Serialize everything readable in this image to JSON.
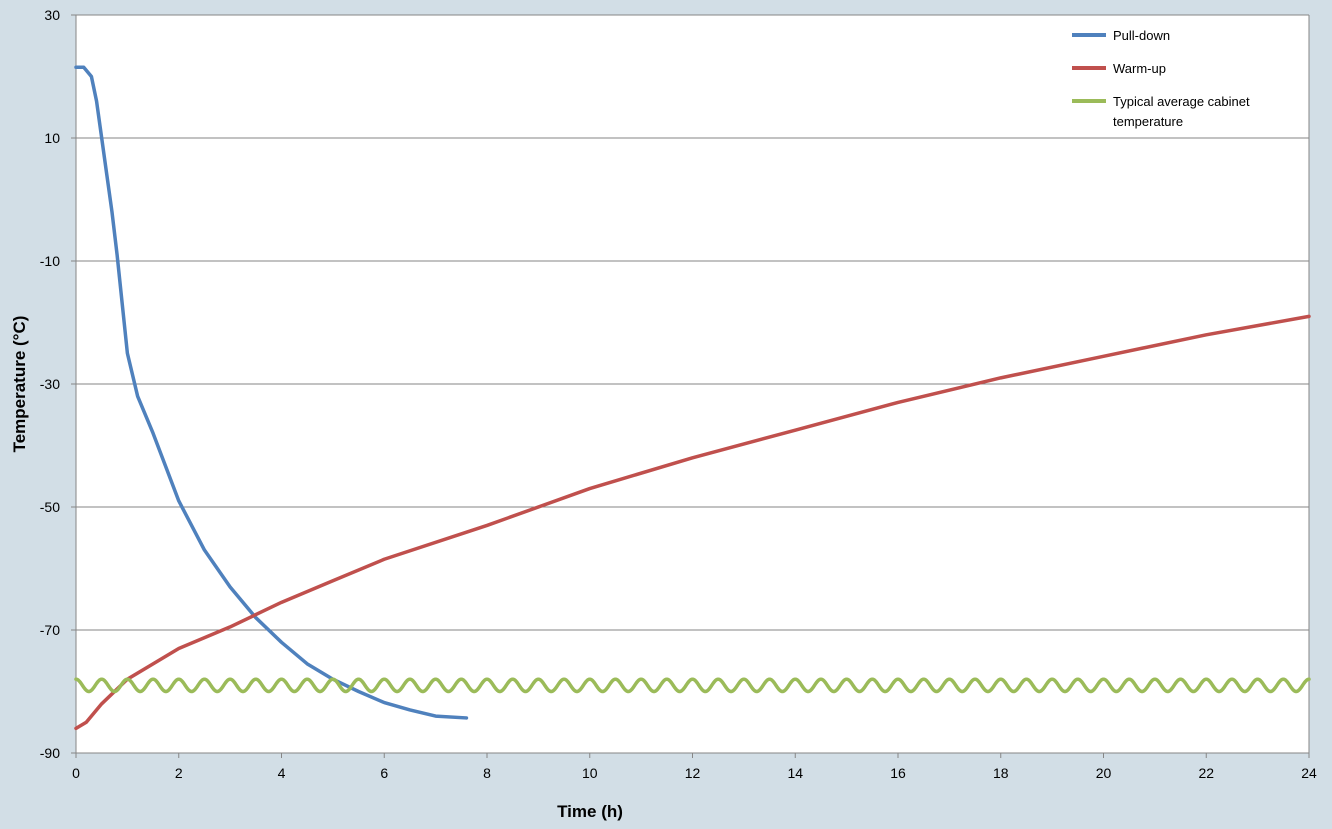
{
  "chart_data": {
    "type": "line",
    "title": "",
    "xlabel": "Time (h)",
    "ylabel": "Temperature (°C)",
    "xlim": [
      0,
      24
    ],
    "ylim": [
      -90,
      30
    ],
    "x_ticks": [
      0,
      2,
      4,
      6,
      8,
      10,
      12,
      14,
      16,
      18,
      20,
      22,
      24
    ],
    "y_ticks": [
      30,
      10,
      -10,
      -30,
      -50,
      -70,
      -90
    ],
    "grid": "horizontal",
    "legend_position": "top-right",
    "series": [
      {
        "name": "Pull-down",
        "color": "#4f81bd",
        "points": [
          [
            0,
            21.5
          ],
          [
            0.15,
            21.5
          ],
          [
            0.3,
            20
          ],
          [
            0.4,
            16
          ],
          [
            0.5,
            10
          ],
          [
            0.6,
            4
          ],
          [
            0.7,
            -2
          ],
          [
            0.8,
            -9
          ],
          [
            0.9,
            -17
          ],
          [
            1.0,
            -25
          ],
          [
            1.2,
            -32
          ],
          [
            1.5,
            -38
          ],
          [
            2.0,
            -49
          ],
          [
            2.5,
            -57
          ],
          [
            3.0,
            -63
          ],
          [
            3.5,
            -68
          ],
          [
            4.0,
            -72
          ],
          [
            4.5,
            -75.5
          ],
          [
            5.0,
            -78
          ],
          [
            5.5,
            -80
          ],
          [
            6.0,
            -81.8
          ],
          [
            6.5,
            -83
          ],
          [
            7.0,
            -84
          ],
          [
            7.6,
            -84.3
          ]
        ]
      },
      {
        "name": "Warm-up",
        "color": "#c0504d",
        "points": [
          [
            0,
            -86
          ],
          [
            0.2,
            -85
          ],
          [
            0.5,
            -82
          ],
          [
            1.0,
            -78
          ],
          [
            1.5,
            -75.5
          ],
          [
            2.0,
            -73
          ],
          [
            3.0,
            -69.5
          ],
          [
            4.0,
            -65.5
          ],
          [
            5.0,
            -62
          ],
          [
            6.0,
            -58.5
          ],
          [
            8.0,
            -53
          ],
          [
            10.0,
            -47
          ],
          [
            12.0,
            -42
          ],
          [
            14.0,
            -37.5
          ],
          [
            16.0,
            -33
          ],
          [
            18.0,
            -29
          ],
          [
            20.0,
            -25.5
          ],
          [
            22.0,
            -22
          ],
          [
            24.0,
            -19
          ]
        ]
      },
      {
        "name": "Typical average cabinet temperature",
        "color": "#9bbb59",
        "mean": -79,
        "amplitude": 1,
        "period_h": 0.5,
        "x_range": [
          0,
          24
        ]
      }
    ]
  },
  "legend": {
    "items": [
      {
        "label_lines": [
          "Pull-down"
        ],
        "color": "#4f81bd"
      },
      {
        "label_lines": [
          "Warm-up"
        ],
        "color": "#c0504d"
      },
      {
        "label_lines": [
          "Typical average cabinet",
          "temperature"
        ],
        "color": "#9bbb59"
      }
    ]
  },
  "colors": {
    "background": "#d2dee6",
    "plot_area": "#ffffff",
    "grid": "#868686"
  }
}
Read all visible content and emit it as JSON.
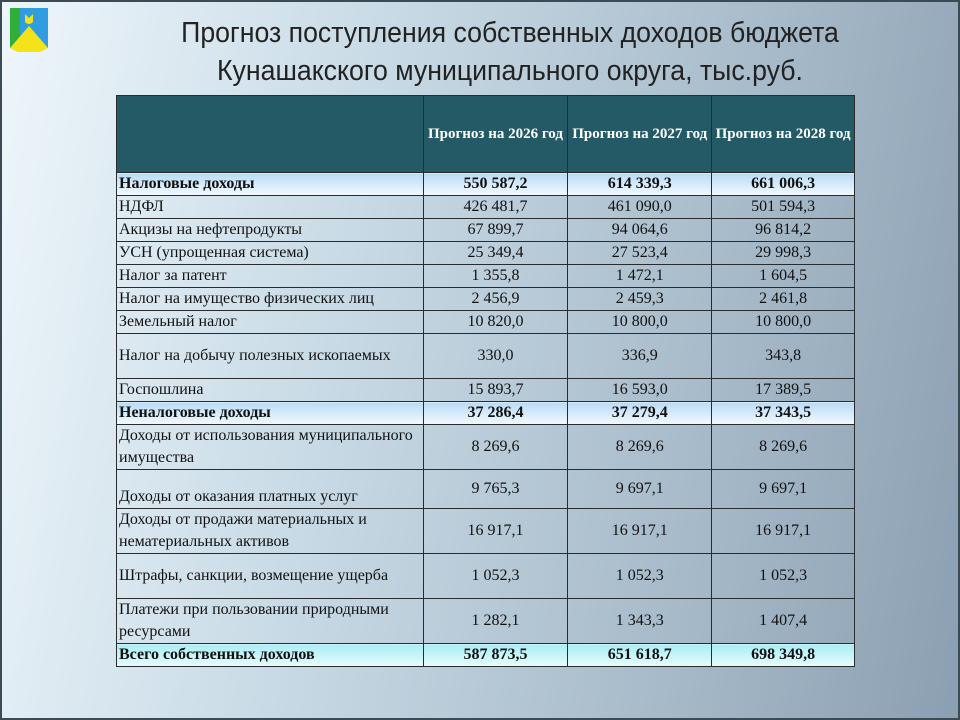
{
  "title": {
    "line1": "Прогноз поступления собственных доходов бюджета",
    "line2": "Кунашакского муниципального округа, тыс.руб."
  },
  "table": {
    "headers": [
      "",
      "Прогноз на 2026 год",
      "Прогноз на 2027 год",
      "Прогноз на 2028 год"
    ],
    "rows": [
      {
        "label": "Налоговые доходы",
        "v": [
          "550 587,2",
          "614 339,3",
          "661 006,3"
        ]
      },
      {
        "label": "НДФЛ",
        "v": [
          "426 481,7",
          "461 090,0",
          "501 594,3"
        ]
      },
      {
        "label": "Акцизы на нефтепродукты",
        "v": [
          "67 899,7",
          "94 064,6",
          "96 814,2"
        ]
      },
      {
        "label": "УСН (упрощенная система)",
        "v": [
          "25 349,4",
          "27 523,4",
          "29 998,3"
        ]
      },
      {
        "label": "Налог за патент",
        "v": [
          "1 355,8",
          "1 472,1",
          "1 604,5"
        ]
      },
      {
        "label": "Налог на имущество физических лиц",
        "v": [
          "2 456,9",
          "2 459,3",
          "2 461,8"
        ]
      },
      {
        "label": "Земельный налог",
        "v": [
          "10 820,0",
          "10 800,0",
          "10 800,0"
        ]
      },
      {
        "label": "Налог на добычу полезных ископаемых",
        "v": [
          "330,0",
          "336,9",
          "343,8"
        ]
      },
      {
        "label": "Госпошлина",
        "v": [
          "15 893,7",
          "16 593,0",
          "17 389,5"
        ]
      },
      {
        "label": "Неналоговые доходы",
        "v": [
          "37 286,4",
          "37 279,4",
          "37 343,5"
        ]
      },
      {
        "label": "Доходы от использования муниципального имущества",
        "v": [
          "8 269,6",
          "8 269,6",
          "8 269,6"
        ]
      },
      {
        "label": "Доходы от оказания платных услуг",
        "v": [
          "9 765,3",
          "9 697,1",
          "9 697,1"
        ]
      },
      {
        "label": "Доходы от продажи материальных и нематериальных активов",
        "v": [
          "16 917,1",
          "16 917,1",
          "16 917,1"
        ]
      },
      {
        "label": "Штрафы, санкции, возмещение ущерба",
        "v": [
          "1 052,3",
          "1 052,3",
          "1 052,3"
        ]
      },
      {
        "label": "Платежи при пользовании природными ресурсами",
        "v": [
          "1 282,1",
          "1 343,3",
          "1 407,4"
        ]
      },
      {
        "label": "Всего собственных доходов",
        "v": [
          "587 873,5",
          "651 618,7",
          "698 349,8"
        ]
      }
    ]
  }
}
————————
What to work on: Write out all the entries again, word for word, and print no images.

Correct output:
Serialize everything readable in this image to JSON.
{
  "chart_data": {
    "type": "line",
    "title": "",
    "xlabel": "Time (h)",
    "ylabel": "Temperature (°C)",
    "xlim": [
      0,
      24
    ],
    "ylim": [
      -90,
      30
    ],
    "x_ticks": [
      0,
      2,
      4,
      6,
      8,
      10,
      12,
      14,
      16,
      18,
      20,
      22,
      24
    ],
    "y_ticks": [
      30,
      10,
      -10,
      -30,
      -50,
      -70,
      -90
    ],
    "grid": "horizontal",
    "legend_position": "top-right",
    "series": [
      {
        "name": "Pull-down",
        "color": "#4f81bd",
        "points": [
          [
            0,
            21.5
          ],
          [
            0.15,
            21.5
          ],
          [
            0.3,
            20
          ],
          [
            0.4,
            16
          ],
          [
            0.5,
            10
          ],
          [
            0.6,
            4
          ],
          [
            0.7,
            -2
          ],
          [
            0.8,
            -9
          ],
          [
            0.9,
            -17
          ],
          [
            1.0,
            -25
          ],
          [
            1.2,
            -32
          ],
          [
            1.5,
            -38
          ],
          [
            2.0,
            -49
          ],
          [
            2.5,
            -57
          ],
          [
            3.0,
            -63
          ],
          [
            3.5,
            -68
          ],
          [
            4.0,
            -72
          ],
          [
            4.5,
            -75.5
          ],
          [
            5.0,
            -78
          ],
          [
            5.5,
            -80
          ],
          [
            6.0,
            -81.8
          ],
          [
            6.5,
            -83
          ],
          [
            7.0,
            -84
          ],
          [
            7.6,
            -84.3
          ]
        ]
      },
      {
        "name": "Warm-up",
        "color": "#c0504d",
        "points": [
          [
            0,
            -86
          ],
          [
            0.2,
            -85
          ],
          [
            0.5,
            -82
          ],
          [
            1.0,
            -78
          ],
          [
            1.5,
            -75.5
          ],
          [
            2.0,
            -73
          ],
          [
            3.0,
            -69.5
          ],
          [
            4.0,
            -65.5
          ],
          [
            5.0,
            -62
          ],
          [
            6.0,
            -58.5
          ],
          [
            8.0,
            -53
          ],
          [
            10.0,
            -47
          ],
          [
            12.0,
            -42
          ],
          [
            14.0,
            -37.5
          ],
          [
            16.0,
            -33
          ],
          [
            18.0,
            -29
          ],
          [
            20.0,
            -25.5
          ],
          [
            22.0,
            -22
          ],
          [
            24.0,
            -19
          ]
        ]
      },
      {
        "name": "Typical average cabinet temperature",
        "color": "#9bbb59",
        "mean": -79,
        "amplitude": 1,
        "period_h": 0.5,
        "x_range": [
          0,
          24
        ]
      }
    ]
  },
  "legend": {
    "items": [
      {
        "label_lines": [
          "Pull-down"
        ],
        "color": "#4f81bd"
      },
      {
        "label_lines": [
          "Warm-up"
        ],
        "color": "#c0504d"
      },
      {
        "label_lines": [
          "Typical average cabinet",
          "temperature"
        ],
        "color": "#9bbb59"
      }
    ]
  },
  "colors": {
    "background": "#d2dee6",
    "plot_area": "#ffffff",
    "grid": "#868686"
  }
}
Read all visible content and emit it as JSON.
{
  "title": {
    "line1": "Прогноз поступления собственных доходов бюджета",
    "line2": "Кунашакского муниципального округа, тыс.руб."
  },
  "table": {
    "headers": [
      "",
      "Прогноз на 2026 год",
      "Прогноз на 2027 год",
      "Прогноз на 2028 год"
    ],
    "rows": [
      {
        "label": "Налоговые доходы",
        "v": [
          "550 587,2",
          "614 339,3",
          "661 006,3"
        ]
      },
      {
        "label": "НДФЛ",
        "v": [
          "426 481,7",
          "461 090,0",
          "501 594,3"
        ]
      },
      {
        "label": "Акцизы на нефтепродукты",
        "v": [
          "67 899,7",
          "94 064,6",
          "96 814,2"
        ]
      },
      {
        "label": "УСН (упрощенная система)",
        "v": [
          "25 349,4",
          "27 523,4",
          "29 998,3"
        ]
      },
      {
        "label": "Налог за патент",
        "v": [
          "1 355,8",
          "1 472,1",
          "1 604,5"
        ]
      },
      {
        "label": "Налог на имущество физических лиц",
        "v": [
          "2 456,9",
          "2 459,3",
          "2 461,8"
        ]
      },
      {
        "label": "Земельный налог",
        "v": [
          "10 820,0",
          "10 800,0",
          "10 800,0"
        ]
      },
      {
        "label": "Налог на добычу полезных ископаемых",
        "v": [
          "330,0",
          "336,9",
          "343,8"
        ]
      },
      {
        "label": "Госпошлина",
        "v": [
          "15 893,7",
          "16 593,0",
          "17 389,5"
        ]
      },
      {
        "label": "Неналоговые доходы",
        "v": [
          "37 286,4",
          "37 279,4",
          "37 343,5"
        ]
      },
      {
        "label": "Доходы от использования муниципального имущества",
        "v": [
          "8 269,6",
          "8 269,6",
          "8 269,6"
        ]
      },
      {
        "label": "Доходы от оказания платных услуг",
        "v": [
          "9 765,3",
          "9 697,1",
          "9 697,1"
        ]
      },
      {
        "label": "Доходы от продажи материальных и нематериальных активов",
        "v": [
          "16 917,1",
          "16 917,1",
          "16 917,1"
        ]
      },
      {
        "label": "Штрафы, санкции, возмещение ущерба",
        "v": [
          "1 052,3",
          "1 052,3",
          "1 052,3"
        ]
      },
      {
        "label": "Платежи при пользовании природными ресурсами",
        "v": [
          "1 282,1",
          "1 343,3",
          "1 407,4"
        ]
      },
      {
        "label": "Всего собственных доходов",
        "v": [
          "587 873,5",
          "651 618,7",
          "698 349,8"
        ]
      }
    ]
  }
}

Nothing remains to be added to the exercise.